▶ **Source records**
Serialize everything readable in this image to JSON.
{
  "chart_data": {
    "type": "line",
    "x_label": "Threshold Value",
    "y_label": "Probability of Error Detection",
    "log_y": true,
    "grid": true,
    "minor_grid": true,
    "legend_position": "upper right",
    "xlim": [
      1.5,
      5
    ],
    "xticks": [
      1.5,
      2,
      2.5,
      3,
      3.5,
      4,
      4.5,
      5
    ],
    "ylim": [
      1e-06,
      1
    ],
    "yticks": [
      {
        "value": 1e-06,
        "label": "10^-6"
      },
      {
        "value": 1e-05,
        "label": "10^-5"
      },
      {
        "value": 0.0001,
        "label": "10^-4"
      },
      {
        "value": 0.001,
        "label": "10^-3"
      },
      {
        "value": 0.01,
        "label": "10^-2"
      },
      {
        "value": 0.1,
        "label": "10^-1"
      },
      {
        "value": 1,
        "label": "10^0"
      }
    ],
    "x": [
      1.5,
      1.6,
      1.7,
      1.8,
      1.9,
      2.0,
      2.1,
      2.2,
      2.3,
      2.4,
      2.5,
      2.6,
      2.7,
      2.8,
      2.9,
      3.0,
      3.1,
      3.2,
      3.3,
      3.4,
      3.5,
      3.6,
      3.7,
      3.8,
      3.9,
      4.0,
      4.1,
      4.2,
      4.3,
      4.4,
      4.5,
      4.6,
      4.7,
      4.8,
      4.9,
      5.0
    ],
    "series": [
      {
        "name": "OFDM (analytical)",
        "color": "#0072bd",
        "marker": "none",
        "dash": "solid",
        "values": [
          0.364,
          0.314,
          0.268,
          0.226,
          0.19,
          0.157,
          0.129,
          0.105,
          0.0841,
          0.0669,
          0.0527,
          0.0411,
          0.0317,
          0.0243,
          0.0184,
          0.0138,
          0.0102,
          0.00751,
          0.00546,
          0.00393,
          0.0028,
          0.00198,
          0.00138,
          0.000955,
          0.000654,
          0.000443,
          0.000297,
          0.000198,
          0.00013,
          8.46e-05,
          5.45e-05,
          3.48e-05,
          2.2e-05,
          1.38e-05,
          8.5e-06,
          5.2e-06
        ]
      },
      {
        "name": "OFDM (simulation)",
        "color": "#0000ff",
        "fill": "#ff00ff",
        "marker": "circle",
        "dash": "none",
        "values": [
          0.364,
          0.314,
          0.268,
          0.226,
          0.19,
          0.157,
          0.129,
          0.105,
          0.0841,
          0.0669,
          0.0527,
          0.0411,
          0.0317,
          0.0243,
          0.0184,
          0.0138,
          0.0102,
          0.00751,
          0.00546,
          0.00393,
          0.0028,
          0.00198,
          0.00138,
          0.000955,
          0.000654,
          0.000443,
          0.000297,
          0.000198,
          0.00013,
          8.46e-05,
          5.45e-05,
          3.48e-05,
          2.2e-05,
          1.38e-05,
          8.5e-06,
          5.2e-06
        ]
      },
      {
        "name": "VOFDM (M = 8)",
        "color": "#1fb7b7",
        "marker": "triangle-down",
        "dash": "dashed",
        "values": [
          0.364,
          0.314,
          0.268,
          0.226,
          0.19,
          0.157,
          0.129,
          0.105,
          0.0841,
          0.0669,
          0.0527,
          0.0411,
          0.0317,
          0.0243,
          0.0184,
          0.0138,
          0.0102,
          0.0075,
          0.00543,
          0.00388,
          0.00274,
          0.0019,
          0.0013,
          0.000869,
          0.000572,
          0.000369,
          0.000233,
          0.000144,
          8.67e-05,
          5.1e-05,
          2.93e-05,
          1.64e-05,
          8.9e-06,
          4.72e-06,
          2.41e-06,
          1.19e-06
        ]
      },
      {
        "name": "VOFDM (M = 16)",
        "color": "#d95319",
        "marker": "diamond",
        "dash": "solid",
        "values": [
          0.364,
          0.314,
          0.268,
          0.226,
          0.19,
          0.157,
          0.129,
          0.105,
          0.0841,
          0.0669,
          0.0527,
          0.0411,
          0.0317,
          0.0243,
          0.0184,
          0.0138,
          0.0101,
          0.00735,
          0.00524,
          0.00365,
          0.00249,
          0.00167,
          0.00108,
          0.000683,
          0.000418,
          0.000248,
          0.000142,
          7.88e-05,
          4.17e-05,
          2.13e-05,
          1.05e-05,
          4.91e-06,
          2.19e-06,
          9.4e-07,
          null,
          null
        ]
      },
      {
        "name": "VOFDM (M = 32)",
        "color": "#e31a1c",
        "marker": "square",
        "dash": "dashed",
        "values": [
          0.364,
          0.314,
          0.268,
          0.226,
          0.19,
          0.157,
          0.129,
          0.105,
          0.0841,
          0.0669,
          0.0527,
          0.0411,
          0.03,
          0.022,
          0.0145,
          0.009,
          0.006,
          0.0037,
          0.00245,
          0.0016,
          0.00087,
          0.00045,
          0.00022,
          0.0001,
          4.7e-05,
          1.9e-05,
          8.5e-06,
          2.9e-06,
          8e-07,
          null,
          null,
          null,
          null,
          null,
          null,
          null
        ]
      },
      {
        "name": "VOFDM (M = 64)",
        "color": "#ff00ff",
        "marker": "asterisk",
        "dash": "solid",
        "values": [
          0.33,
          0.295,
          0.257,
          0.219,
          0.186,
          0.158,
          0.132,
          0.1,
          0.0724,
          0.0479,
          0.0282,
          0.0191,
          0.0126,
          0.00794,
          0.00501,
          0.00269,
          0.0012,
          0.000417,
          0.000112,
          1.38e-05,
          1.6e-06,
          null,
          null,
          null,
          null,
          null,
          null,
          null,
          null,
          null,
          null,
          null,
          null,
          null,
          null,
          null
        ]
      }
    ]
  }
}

▶ **Requirement**
Within the listing above, work out how many lines contain the string "color", and reply with that number only.

▶ **Exercise result**
6